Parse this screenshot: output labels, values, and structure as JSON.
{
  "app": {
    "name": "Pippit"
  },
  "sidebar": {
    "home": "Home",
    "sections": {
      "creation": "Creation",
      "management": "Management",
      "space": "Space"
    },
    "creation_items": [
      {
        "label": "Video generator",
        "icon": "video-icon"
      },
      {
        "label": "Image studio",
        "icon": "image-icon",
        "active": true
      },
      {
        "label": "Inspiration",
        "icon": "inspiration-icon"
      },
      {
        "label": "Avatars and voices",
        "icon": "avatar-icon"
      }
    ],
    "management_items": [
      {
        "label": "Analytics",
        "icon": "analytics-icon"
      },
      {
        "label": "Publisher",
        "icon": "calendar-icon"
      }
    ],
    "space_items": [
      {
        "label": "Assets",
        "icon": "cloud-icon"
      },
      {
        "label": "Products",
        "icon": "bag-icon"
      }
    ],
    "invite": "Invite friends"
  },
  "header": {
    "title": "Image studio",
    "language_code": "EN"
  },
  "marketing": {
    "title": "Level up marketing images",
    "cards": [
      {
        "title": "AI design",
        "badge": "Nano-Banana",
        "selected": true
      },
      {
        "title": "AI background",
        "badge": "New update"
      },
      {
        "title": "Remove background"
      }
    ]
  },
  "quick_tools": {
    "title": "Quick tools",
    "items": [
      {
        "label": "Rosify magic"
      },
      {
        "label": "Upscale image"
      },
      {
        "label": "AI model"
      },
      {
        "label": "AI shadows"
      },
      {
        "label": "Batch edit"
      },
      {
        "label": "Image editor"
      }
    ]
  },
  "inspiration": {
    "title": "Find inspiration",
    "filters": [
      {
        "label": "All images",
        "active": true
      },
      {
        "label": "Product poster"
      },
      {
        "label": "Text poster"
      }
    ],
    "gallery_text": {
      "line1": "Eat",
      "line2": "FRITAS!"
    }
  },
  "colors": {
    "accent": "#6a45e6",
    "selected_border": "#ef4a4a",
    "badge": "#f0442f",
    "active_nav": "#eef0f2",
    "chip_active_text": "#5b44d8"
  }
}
_ _ _
* [Written task]: Repeat all of the records above exactly as written.

* [Answer to the task]:
Parse this screenshot: output labels, values, and structure as JSON.
{
  "app": {
    "name": "Pippit"
  },
  "sidebar": {
    "home": "Home",
    "sections": {
      "creation": "Creation",
      "management": "Management",
      "space": "Space"
    },
    "creation_items": [
      {
        "label": "Video generator",
        "icon": "video-icon"
      },
      {
        "label": "Image studio",
        "icon": "image-icon",
        "active": true
      },
      {
        "label": "Inspiration",
        "icon": "inspiration-icon"
      },
      {
        "label": "Avatars and voices",
        "icon": "avatar-icon"
      }
    ],
    "management_items": [
      {
        "label": "Analytics",
        "icon": "analytics-icon"
      },
      {
        "label": "Publisher",
        "icon": "calendar-icon"
      }
    ],
    "space_items": [
      {
        "label": "Assets",
        "icon": "cloud-icon"
      },
      {
        "label": "Products",
        "icon": "bag-icon"
      }
    ],
    "invite": "Invite friends"
  },
  "header": {
    "title": "Image studio",
    "language_code": "EN"
  },
  "marketing": {
    "title": "Level up marketing images",
    "cards": [
      {
        "title": "AI design",
        "badge": "Nano-Banana",
        "selected": true
      },
      {
        "title": "AI background",
        "badge": "New update"
      },
      {
        "title": "Remove background"
      }
    ]
  },
  "quick_tools": {
    "title": "Quick tools",
    "items": [
      {
        "label": "Rosify magic"
      },
      {
        "label": "Upscale image"
      },
      {
        "label": "AI model"
      },
      {
        "label": "AI shadows"
      },
      {
        "label": "Batch edit"
      },
      {
        "label": "Image editor"
      }
    ]
  },
  "inspiration": {
    "title": "Find inspiration",
    "filters": [
      {
        "label": "All images",
        "active": true
      },
      {
        "label": "Product poster"
      },
      {
        "label": "Text poster"
      }
    ],
    "gallery_text": {
      "line1": "Eat",
      "line2": "FRITAS!"
    }
  },
  "colors": {
    "accent": "#6a45e6",
    "selected_border": "#ef4a4a",
    "badge": "#f0442f",
    "active_nav": "#eef0f2",
    "chip_active_text": "#5b44d8"
  }
}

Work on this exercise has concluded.